Collected data
◇ ◇ ◇ ◇ ◇

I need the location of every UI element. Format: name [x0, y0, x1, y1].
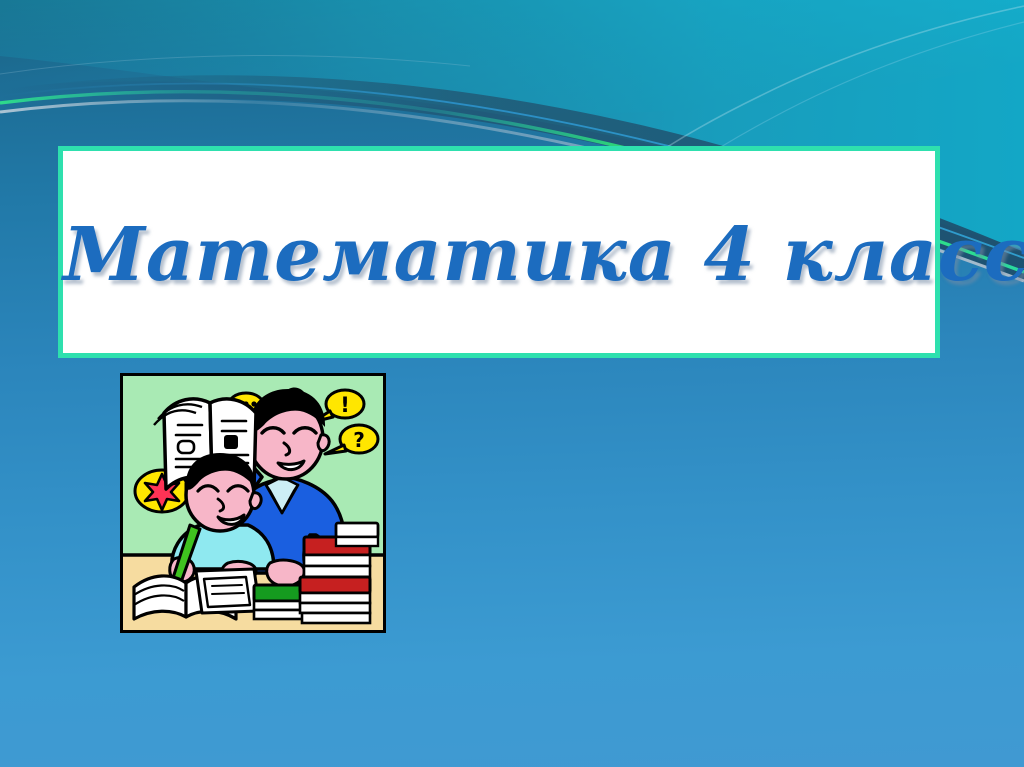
wave-left-arc — [0, 56, 470, 74]
clipart-teacher-and-student: ! ? — [120, 373, 386, 633]
page-title: Математика 4 класс — [63, 206, 935, 298]
book-stack — [300, 523, 378, 623]
teacher-ear — [318, 435, 329, 451]
presentation-slide: Математика 4 класс ! — [0, 0, 1024, 767]
svg-text:!: ! — [340, 393, 350, 417]
loose-papers — [196, 569, 260, 613]
title-box: Математика 4 класс — [58, 146, 940, 358]
clipart-svg: ! ? — [120, 373, 386, 633]
wave-teal-secondary — [0, 0, 1024, 114]
svg-text:?: ? — [353, 428, 365, 452]
student-ear — [250, 493, 261, 509]
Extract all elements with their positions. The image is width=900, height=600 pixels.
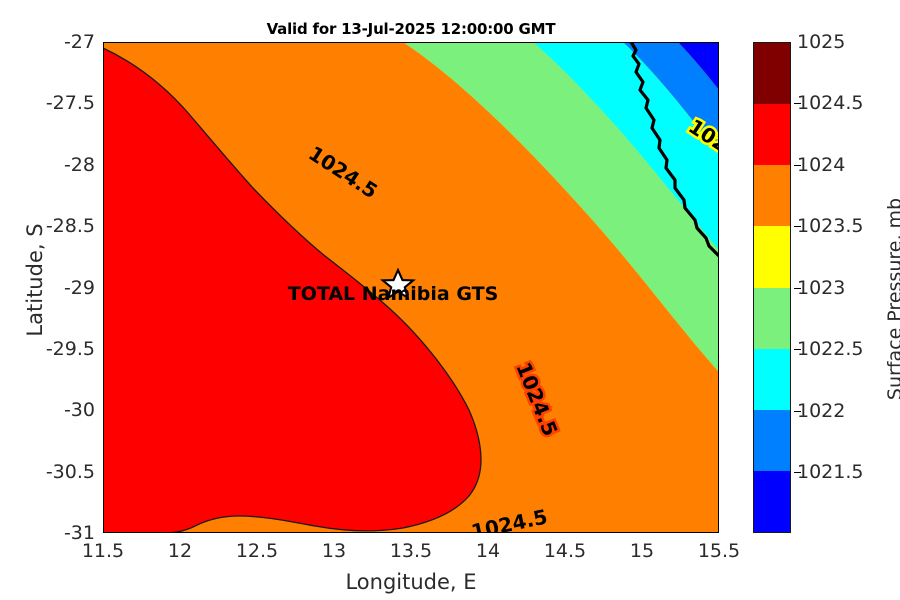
colorbar-title: Surface Pressure, mb bbox=[884, 129, 900, 469]
contour-map[interactable]: 1024.5 1023.5 1024 1024.5 1024.5 TOTAL N… bbox=[103, 42, 719, 533]
pressure-contour-figure: Valid for 13-Jul-2025 12:00:00 GMT bbox=[0, 0, 900, 600]
ytick-label: -28.5 bbox=[46, 215, 95, 237]
colorbar[interactable] bbox=[753, 42, 791, 533]
xtick-label: 15.5 bbox=[698, 540, 740, 562]
xtick-label: 12 bbox=[168, 540, 192, 562]
colorbar-label: 1024.5 bbox=[797, 92, 863, 114]
xtick-label: 11.5 bbox=[82, 540, 124, 562]
xtick-label: 12.5 bbox=[236, 540, 278, 562]
ytick-label: -27 bbox=[64, 31, 95, 53]
page-title: Valid for 13-Jul-2025 12:00:00 GMT bbox=[103, 20, 719, 38]
colorbar-labels: 1025 1024.5 1024 1023.5 1023 1022.5 1022… bbox=[797, 42, 897, 533]
colorbar-label: 1022.5 bbox=[797, 338, 863, 360]
ytick-label: -28 bbox=[64, 154, 95, 176]
colorbar-label: 1023.5 bbox=[797, 215, 863, 237]
colorbar-band bbox=[754, 43, 790, 104]
colorbar-label: 1021.5 bbox=[797, 461, 863, 483]
ytick-label: -29.5 bbox=[46, 338, 95, 360]
colorbar-label: 1024 bbox=[797, 154, 845, 176]
y-axis-ticks: -27 -27.5 -28 -28.5 -29 -29.5 -30 -30.5 … bbox=[0, 0, 95, 600]
colorbar-band bbox=[754, 288, 790, 349]
ytick-label: -30 bbox=[64, 399, 95, 421]
colorbar-band bbox=[754, 165, 790, 226]
colorbar-band bbox=[754, 471, 790, 532]
colorbar-label: 1023 bbox=[797, 277, 845, 299]
xtick-label: 13 bbox=[322, 540, 346, 562]
xtick-label: 14.5 bbox=[544, 540, 586, 562]
colorbar-label: 1022 bbox=[797, 400, 845, 422]
xtick-label: 13.5 bbox=[390, 540, 432, 562]
y-axis-title: Latitude, S bbox=[23, 160, 47, 400]
colorbar-label: 1025 bbox=[797, 31, 845, 53]
xtick-label: 15 bbox=[630, 540, 654, 562]
colorbar-band bbox=[754, 104, 790, 165]
colorbar-band bbox=[754, 410, 790, 471]
contour-map-svg: 1024.5 1023.5 1024 1024.5 1024.5 TOTAL N… bbox=[103, 42, 719, 533]
ytick-label: -29 bbox=[64, 277, 95, 299]
x-axis-ticks: 11.5 12 12.5 13 13.5 14 14.5 15 15.5 bbox=[0, 540, 900, 568]
x-axis-title: Longitude, E bbox=[103, 570, 719, 594]
xtick-label: 14 bbox=[476, 540, 500, 562]
colorbar-band bbox=[754, 226, 790, 287]
station-label: TOTAL Namibia GTS bbox=[288, 283, 499, 305]
ytick-label: -27.5 bbox=[46, 92, 95, 114]
colorbar-band bbox=[754, 349, 790, 410]
ytick-label: -30.5 bbox=[46, 461, 95, 483]
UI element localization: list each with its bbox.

◇ ◇ ◇ ◇ ◇

**Directions**
Please copy out every one of the rows above word for word, leaving out the pictures.

**Complete output**
I need the location of every UI element. Format: name [x0, y0, x1, y1].
wave-left-arc — [0, 56, 470, 74]
clipart-teacher-and-student: ! ? — [120, 373, 386, 633]
page-title: Математика 4 класс — [63, 206, 935, 298]
book-stack — [300, 523, 378, 623]
teacher-ear — [318, 435, 329, 451]
presentation-slide: Математика 4 класс ! — [0, 0, 1024, 767]
svg-text:!: ! — [340, 393, 350, 417]
loose-papers — [196, 569, 260, 613]
title-box: Математика 4 класс — [58, 146, 940, 358]
clipart-svg: ! ? — [120, 373, 386, 633]
wave-teal-secondary — [0, 0, 1024, 114]
svg-text:?: ? — [353, 428, 365, 452]
student-ear — [250, 493, 261, 509]
Extract all elements with their positions. The image is width=900, height=600 pixels.
colorbar-title: Surface Pressure, mb bbox=[884, 129, 900, 469]
contour-map[interactable]: 1024.5 1023.5 1024 1024.5 1024.5 TOTAL N… bbox=[103, 42, 719, 533]
pressure-contour-figure: Valid for 13-Jul-2025 12:00:00 GMT bbox=[0, 0, 900, 600]
ytick-label: -28.5 bbox=[46, 215, 95, 237]
colorbar[interactable] bbox=[753, 42, 791, 533]
xtick-label: 15.5 bbox=[698, 540, 740, 562]
xtick-label: 12 bbox=[168, 540, 192, 562]
colorbar-label: 1024.5 bbox=[797, 92, 863, 114]
xtick-label: 11.5 bbox=[82, 540, 124, 562]
xtick-label: 12.5 bbox=[236, 540, 278, 562]
ytick-label: -27 bbox=[64, 31, 95, 53]
page-title: Valid for 13-Jul-2025 12:00:00 GMT bbox=[103, 20, 719, 38]
colorbar-labels: 1025 1024.5 1024 1023.5 1023 1022.5 1022… bbox=[797, 42, 897, 533]
colorbar-label: 1022.5 bbox=[797, 338, 863, 360]
ytick-label: -28 bbox=[64, 154, 95, 176]
colorbar-label: 1023.5 bbox=[797, 215, 863, 237]
colorbar-band bbox=[754, 43, 790, 104]
colorbar-label: 1021.5 bbox=[797, 461, 863, 483]
ytick-label: -29.5 bbox=[46, 338, 95, 360]
colorbar-label: 1024 bbox=[797, 154, 845, 176]
y-axis-ticks: -27 -27.5 -28 -28.5 -29 -29.5 -30 -30.5 … bbox=[0, 0, 95, 600]
colorbar-band bbox=[754, 288, 790, 349]
ytick-label: -30 bbox=[64, 399, 95, 421]
colorbar-band bbox=[754, 165, 790, 226]
colorbar-band bbox=[754, 471, 790, 532]
colorbar-label: 1023 bbox=[797, 277, 845, 299]
xtick-label: 13 bbox=[322, 540, 346, 562]
xtick-label: 14.5 bbox=[544, 540, 586, 562]
colorbar-label: 1022 bbox=[797, 400, 845, 422]
xtick-label: 13.5 bbox=[390, 540, 432, 562]
y-axis-title: Latitude, S bbox=[23, 160, 47, 400]
colorbar-label: 1025 bbox=[797, 31, 845, 53]
xtick-label: 15 bbox=[630, 540, 654, 562]
colorbar-band bbox=[754, 104, 790, 165]
colorbar-band bbox=[754, 410, 790, 471]
contour-map-svg: 1024.5 1023.5 1024 1024.5 1024.5 TOTAL N… bbox=[103, 42, 719, 533]
ytick-label: -29 bbox=[64, 277, 95, 299]
x-axis-ticks: 11.5 12 12.5 13 13.5 14 14.5 15 15.5 bbox=[0, 540, 900, 568]
x-axis-title: Longitude, E bbox=[103, 570, 719, 594]
xtick-label: 14 bbox=[476, 540, 500, 562]
colorbar-band bbox=[754, 226, 790, 287]
station-label: TOTAL Namibia GTS bbox=[288, 283, 499, 305]
ytick-label: -27.5 bbox=[46, 92, 95, 114]
colorbar-band bbox=[754, 349, 790, 410]
ytick-label: -30.5 bbox=[46, 461, 95, 483]
UI element localization: list each with its bbox.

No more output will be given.